作業内容.
錦織圭の5セット試合に関する記事から、次の一文を英語に訳してください。「錦織は、今大会を含め、4大大会で25試合の5セット試合を戦った。」

本文抜粋.
-- -- --

数字だけ見れば違った錦織のフルセット試合イメージ

ストレート負けした錦織はナダルと握手する(撮影・山崎安昭)

<錦織圭 4大大会上位進出の傾向と対策(中)>

今回の全仏では、世界7位の錦織圭(29=日清食品)の勝ち進み方に焦点が当てられた。3回戦で4時間26分、4回戦で2日がかりの3時間55分。ともにフルセットを戦ったことで、体力が底をつき準々決勝で力尽きた。

錦織には、どうしても5セット試合にもつれ込むことが多いイメージがある。実際にはどうなのか調べてみた。錦織は、今大会を含め、4大大会で25試合の5セット試合を戦った。全試合数は125試合なので、その内の20%が5セット試合だったことになる。

現在のトップ10と比較する。4大大会の総試合数で、20%以上5セットを戦っているのは、錦織以外にズベレフ(ドイツ)、アンダーソン(南アフリカ)の2人だ。アンダーソンは約21・3%、ズベレフになると約31%が5セット試合になる。錦織が決して最も多いというわけではない。

逆に、少ないのはナダル(スペイン)で、4大大会総試合数295の内、29試合の約9・8%しか5セットにもつれこまない。次がデルポトロ(アルゼンチン)の10・5%、フェデラー(スイス)の10・7%となる。この3人に比べれば、錦織は5セットを2倍の確率で戦っていることになる。ただ、イメージほど多いというわけでもないだろう。

また、勝ち上がりの段階で、総ゲーム数が多く、試合時間が長く、それが影響して上位進出を阻んでいるというのも、錦織のイメージだ。それも本当なのか。錦織が4大大会で4回戦以上に進出したのは20回。その内、最後に敗れた試合までにかかった1試合平均ゲーム数と1試合平均時間をはじき出した。

平均ゲーム数、平均時間ともに最多だったのは、ベスト8だった19年全豪だ。4回戦までで1試合平均46・3ゲームを戦い、1試合平均206・8分を要した。ともに2番目が、今大会で、44・3ゲームで、200・5分だった。

4大大会最高成績の準優勝だった14年全米、次のベスト4だった16年、18年の全米の勝ち上がりを見てみよう。その3大会の勝ち上がりで、平均ゲーム数が少なかったり平均時間が短ければ、上位進出の要因がそれだと断言できる。

18年全米は、確かにそうだ。1試合平均試合時間152・9分で9番目に多いが、1試合平均32・2ゲームは3番目に少ない。しかし、14年全米はゲーム数、時間ともに5番目の多さ、16年全米も、ともに8番目の多さだ。

数字だけを見れば、錦織が、必ず5セット試合に足を引っ張られているという事実はない。むしろ、体力勝負に打ち勝って、勝ち上がっていると考えても良さそうだ。また、今年の全豪、全仏が、そのイメージを増殖させていることも確かだろう。

-- -- --

表示データ.
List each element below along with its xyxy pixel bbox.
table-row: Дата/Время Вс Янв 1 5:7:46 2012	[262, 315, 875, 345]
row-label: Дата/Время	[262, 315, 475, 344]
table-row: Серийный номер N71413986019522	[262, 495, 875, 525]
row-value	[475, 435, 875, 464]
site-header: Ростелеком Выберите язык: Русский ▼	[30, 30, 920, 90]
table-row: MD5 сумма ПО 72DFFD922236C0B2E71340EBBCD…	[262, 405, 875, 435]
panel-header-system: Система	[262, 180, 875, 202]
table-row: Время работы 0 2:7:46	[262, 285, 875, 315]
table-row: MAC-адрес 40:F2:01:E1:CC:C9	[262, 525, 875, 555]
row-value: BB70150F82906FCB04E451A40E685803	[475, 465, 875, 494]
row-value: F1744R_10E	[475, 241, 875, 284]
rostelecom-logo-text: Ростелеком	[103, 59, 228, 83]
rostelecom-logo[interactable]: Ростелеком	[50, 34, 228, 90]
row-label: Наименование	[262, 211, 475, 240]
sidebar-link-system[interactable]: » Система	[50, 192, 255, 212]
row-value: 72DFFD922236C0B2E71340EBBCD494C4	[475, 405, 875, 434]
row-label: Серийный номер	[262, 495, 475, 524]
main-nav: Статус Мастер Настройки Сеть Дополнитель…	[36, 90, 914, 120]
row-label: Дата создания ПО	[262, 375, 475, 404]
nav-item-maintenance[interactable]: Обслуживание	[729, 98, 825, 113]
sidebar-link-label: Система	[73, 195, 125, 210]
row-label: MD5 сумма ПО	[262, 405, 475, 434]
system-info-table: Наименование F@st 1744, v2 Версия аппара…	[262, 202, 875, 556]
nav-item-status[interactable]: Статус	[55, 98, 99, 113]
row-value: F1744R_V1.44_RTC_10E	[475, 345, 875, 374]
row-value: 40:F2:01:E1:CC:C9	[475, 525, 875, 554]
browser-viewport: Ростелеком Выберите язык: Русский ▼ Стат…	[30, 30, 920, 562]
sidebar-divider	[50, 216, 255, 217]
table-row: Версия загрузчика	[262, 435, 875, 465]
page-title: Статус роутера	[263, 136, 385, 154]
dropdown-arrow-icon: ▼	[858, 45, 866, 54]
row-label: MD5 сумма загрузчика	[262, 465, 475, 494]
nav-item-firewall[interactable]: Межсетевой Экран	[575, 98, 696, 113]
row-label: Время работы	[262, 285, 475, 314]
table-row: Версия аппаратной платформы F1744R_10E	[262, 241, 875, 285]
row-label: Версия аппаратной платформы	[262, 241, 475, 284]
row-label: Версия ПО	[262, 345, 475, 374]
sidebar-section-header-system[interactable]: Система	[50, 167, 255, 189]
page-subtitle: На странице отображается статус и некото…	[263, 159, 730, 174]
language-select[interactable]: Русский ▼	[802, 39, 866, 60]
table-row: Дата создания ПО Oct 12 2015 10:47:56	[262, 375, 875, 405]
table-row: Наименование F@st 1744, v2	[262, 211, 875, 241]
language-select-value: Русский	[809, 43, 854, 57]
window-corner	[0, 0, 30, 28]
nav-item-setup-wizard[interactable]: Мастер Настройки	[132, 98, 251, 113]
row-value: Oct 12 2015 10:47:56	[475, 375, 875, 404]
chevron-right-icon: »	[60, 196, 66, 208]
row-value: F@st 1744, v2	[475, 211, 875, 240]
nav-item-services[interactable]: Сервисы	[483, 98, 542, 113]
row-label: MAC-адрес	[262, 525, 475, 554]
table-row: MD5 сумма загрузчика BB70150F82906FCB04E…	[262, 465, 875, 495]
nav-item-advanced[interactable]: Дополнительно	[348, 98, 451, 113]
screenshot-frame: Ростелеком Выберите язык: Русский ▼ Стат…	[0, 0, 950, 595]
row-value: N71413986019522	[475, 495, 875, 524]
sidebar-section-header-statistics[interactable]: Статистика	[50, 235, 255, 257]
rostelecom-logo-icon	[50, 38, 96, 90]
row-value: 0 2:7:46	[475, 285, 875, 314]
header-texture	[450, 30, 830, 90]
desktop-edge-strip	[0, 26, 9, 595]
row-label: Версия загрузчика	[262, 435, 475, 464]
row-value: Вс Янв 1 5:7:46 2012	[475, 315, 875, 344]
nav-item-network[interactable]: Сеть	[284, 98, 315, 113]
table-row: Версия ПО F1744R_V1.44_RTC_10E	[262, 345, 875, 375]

-- -- --

解答.
Including this tournament, Nishikori has played 25 five-set matches at the four Grand Slam tournaments.